= Aufgaben =
A: Welches Gericht hat laut der Gerichtsentscheidung zum Lager Sered den Gerichtsbescheid erlassen, gegen den sich die Berufung richtet?
B: Führe die Gerichtsentscheidung zum Lager Sered im Anschluss an ihren letzten Satz weiter.

= Vorliegender Text =
....................
Entscheidungsstichwort (Thema)

Gewährung einer Rente nach dem ZRBG. Zwangsarbeit im Lager Sered. Freiwilligkeit

 

Leitsatz (amtlich)

Beschäftigungszeiten im Zwangsarbeitslager von Sered erfüllen nicht die gesetzlichen Voraussetzungen einer fiktiven Beitragszeit nach §§ 1 und 2 ZRBG.

 

Orientierungssatz

1. Bei dem Lager Sered handelt es sich nicht um ein Ghetto im Sinne des ZRBG (vgl LSG München vom 16.2.2012 - L 6 R 345/11).

2. Der Erhalt von Nahrungsmitteln bzw Sachbezügen anstelle monetärer Entlohnung bei einem täglich zwölfstündigem Arbeitseinsatz spricht für eine unfreie Beschäftigung.

3. Die Slowakei war bis zu ihrer Kapitulation am 8.5.1945 zu keinem Zeitpunkt vom Deutschen Reich "besetzt oder diesem eingegliedert" (vgl LSG München vom 16.2.2012 - L 6 R 345/11).

 

Nachgehend

BSG (Beschluss vom 23.07.2012; Aktenzeichen B 13 R 280/12 B)

 

Tenor

I. Die Berufung gegen den Gerichtsbescheid des Sozialgerichts Landshut vom 22. Februar 2010 wird zurückgewiesen.

II. Außergerichtliche Kosten sind nicht zu erstatten.

III. Die Revision wird nicht zugelassen.

 

Tatbestand

Streitig ist, ob die Beklagte der Klägerin Regelaltersrente aufgrund fiktiver Ghetto-Beitragszeiten nach dem Gesetz zur Zahlbarmachung von Renten aus Beschäftigungen in einem Ghetto (ZRBG) zu leisten hat.
....................
= Erfasste Aufzeichnungen =
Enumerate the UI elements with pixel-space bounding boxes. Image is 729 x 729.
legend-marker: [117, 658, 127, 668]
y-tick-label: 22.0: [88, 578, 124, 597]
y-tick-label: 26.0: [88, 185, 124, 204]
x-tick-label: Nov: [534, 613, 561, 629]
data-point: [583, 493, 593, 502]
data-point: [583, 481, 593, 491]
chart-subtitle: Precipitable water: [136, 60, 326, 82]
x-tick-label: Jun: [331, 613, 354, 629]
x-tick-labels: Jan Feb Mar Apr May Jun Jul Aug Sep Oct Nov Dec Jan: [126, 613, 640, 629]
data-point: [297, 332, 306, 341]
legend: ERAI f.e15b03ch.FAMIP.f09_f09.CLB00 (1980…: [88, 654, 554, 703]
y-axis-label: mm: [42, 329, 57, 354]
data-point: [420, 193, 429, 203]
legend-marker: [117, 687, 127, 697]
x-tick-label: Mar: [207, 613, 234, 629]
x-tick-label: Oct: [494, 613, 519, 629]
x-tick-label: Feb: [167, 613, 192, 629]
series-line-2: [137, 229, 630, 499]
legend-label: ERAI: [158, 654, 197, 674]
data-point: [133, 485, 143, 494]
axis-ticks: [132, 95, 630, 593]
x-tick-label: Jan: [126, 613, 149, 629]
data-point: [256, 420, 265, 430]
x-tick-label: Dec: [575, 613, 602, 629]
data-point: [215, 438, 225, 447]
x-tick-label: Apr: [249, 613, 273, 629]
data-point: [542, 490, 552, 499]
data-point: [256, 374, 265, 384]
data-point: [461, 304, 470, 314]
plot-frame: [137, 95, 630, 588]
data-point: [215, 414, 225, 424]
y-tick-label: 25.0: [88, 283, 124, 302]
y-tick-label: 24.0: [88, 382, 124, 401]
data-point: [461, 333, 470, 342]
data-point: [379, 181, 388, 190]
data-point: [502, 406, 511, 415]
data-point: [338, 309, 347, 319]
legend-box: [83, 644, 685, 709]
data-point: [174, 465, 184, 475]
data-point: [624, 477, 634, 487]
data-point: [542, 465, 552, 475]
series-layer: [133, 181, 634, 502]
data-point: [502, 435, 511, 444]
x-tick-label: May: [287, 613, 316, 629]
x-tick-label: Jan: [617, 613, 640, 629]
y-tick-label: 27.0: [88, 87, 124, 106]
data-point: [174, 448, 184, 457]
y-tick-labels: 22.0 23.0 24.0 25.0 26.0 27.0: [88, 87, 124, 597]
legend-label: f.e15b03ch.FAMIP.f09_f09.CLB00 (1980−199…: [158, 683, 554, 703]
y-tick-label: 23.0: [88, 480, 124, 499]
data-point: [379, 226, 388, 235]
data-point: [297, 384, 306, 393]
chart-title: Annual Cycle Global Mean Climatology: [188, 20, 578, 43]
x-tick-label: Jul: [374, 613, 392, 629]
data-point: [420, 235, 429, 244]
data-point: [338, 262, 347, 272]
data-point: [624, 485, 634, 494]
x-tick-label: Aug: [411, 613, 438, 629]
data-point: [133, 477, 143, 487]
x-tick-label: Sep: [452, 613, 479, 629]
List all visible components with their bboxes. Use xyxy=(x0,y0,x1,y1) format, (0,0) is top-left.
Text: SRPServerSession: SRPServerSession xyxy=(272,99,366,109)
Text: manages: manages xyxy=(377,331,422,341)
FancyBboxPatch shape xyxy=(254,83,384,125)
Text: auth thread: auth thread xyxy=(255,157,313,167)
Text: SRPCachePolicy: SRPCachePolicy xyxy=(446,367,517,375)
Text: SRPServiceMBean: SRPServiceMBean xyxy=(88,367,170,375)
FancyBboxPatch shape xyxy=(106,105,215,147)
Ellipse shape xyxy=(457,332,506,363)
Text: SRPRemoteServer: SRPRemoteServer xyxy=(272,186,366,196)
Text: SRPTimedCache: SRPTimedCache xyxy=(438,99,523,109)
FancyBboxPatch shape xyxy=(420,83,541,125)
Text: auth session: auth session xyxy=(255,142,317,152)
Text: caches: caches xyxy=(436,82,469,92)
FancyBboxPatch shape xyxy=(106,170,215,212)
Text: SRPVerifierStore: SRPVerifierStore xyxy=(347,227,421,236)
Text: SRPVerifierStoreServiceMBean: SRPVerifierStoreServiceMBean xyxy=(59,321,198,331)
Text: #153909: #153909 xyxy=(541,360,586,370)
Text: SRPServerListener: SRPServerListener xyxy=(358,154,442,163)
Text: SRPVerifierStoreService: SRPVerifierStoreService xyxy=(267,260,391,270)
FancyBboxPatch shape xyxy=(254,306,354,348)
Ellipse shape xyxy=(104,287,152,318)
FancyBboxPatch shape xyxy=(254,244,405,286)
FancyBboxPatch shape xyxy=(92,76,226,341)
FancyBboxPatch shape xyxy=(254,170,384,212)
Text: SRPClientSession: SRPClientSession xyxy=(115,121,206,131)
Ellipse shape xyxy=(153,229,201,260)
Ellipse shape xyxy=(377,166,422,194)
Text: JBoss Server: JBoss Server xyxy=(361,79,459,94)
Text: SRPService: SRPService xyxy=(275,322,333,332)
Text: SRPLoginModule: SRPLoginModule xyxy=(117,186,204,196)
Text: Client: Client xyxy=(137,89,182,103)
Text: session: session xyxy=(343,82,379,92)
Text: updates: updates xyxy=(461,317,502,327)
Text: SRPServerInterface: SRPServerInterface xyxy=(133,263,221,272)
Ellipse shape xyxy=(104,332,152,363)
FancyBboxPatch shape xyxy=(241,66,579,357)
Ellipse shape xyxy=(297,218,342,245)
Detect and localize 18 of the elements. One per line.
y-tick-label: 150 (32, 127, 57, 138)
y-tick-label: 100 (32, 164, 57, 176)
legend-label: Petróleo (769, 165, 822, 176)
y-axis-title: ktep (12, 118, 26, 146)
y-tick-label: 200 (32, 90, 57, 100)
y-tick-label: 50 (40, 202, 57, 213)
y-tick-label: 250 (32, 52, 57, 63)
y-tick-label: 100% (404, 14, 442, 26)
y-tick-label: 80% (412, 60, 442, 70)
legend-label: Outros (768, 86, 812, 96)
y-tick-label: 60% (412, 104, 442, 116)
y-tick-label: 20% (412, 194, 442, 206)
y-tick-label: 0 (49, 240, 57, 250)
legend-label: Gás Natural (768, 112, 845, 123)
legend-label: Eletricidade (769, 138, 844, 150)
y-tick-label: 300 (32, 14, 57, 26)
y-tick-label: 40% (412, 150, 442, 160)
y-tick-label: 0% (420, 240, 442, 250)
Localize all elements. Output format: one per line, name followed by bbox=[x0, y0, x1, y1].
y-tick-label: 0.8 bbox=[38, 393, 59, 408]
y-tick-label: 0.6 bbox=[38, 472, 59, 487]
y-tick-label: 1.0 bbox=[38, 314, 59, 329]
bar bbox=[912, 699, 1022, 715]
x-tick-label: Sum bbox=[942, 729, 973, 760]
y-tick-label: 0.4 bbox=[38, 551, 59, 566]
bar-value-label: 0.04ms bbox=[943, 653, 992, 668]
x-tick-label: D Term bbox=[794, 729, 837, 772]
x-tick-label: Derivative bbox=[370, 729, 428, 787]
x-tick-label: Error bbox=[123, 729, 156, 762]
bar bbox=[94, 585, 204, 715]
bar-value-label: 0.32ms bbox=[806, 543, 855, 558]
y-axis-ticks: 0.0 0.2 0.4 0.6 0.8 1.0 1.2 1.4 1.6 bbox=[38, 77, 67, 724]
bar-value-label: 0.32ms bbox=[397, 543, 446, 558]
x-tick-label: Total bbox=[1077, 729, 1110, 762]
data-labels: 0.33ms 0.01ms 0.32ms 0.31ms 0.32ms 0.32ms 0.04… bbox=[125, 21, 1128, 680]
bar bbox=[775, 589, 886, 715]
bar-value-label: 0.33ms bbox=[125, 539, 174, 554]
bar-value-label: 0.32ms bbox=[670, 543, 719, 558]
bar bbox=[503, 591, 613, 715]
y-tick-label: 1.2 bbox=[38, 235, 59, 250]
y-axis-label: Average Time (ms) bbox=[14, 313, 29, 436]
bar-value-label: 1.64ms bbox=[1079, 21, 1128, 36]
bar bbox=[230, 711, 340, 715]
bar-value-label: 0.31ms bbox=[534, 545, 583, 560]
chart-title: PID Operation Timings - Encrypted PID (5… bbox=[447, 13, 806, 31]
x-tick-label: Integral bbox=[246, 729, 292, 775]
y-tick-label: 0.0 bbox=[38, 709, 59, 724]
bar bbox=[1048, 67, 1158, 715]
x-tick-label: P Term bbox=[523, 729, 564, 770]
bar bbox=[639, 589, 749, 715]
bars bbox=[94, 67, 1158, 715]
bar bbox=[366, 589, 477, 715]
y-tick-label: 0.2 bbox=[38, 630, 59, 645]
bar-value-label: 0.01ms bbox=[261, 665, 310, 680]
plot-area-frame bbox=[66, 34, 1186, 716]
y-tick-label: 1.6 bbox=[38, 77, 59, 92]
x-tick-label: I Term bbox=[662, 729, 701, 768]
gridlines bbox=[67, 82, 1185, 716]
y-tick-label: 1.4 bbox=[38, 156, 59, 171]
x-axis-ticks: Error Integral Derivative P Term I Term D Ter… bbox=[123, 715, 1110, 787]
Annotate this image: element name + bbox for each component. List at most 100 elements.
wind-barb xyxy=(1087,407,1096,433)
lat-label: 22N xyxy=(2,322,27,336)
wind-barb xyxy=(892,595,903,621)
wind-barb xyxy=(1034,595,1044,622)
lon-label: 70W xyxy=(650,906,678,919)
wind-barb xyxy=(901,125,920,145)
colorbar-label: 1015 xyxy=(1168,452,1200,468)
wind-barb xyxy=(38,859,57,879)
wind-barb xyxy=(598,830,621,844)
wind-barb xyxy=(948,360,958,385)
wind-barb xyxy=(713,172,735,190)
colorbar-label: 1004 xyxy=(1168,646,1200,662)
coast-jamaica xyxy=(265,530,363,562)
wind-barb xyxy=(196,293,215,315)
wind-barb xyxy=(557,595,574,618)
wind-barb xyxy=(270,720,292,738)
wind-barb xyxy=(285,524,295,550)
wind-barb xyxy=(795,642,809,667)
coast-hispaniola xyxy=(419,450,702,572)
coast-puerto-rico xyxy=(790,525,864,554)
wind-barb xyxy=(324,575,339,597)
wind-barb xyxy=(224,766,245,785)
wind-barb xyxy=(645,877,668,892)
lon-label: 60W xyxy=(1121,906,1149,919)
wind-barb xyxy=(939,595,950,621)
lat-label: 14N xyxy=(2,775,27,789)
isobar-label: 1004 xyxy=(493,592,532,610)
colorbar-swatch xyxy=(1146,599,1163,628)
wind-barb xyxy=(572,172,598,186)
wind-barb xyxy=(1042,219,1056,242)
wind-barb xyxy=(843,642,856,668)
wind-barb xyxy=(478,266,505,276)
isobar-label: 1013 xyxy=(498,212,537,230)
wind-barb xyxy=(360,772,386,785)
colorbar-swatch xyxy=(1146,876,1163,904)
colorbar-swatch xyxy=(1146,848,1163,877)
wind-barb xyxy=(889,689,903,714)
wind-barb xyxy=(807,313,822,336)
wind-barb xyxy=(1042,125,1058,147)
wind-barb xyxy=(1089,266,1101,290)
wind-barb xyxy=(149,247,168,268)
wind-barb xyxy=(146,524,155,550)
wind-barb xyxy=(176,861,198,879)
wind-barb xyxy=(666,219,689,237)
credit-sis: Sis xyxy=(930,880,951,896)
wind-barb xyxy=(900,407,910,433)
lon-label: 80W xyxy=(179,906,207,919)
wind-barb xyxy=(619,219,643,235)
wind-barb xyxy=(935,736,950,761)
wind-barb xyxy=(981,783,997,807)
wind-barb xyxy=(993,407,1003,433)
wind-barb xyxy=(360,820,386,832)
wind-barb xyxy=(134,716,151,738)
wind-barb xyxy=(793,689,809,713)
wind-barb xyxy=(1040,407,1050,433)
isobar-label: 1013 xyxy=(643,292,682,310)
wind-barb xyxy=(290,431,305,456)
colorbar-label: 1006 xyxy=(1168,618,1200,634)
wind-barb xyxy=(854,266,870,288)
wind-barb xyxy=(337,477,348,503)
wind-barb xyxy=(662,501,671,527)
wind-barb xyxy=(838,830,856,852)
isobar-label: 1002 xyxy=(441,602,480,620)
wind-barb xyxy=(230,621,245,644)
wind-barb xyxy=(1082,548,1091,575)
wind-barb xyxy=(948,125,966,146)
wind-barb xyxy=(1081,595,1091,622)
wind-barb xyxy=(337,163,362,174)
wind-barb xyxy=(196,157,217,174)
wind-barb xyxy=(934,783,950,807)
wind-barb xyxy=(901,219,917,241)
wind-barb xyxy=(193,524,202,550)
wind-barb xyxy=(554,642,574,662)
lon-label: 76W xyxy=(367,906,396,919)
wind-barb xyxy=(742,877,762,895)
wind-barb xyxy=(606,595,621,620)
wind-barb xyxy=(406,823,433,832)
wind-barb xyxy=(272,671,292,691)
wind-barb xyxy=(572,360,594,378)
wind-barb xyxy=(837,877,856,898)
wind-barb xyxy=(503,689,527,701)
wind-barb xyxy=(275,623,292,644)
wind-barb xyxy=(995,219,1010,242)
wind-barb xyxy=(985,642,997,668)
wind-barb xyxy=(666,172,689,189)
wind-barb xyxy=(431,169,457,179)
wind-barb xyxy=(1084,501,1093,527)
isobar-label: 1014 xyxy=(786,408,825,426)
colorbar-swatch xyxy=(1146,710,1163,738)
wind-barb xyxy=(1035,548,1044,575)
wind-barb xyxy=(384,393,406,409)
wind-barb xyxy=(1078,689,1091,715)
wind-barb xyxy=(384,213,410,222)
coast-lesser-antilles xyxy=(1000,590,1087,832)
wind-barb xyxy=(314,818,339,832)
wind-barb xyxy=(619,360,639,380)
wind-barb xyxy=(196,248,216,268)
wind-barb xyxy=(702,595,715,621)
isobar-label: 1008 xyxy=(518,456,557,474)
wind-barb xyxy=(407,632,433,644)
....................
= Lösungen =
A: Das Sozialgericht Landshut.

B:
Die 1926 in K./Slowakei geborene Klägerin besitzt die slowakische Staatsangehörigkeit und hält sich an ihrem Wohnsitz in der Slowakei ständig auf. Laut Bescheinigung des Zentralverbandes der Jüdischen Kultusgemeinden in der Slowakischen Sozialistischen Republik Bratislava vom 25.02.1988 war sie von Mai 1942 bis zum 28.08.1944 im "Zwangsarbeitslager für Juden von Sered" inhaftiert.

Bereits im März 1989 hatte die Klägerin zunächst formlos Rente mit der Begründung beantragt, sie beanspruche für diese Zeit "im Konzentrationslager in der CSSR" sowie für weitere sechs Monate, in denen sie sich verborgen gehalten habe, Rente aus der Rentenversicherung der Bundesrepublik. Mit Bescheid vom 04.05.1990 lehnte die Beklagte den Antrag auf Rentenzahlung mit der Begründung ab, die Klägerin habe "keine in das Ausland zahlbaren Beitragszeiten zurückgelegt". Dieser Bescheid wurde bestandskräftig.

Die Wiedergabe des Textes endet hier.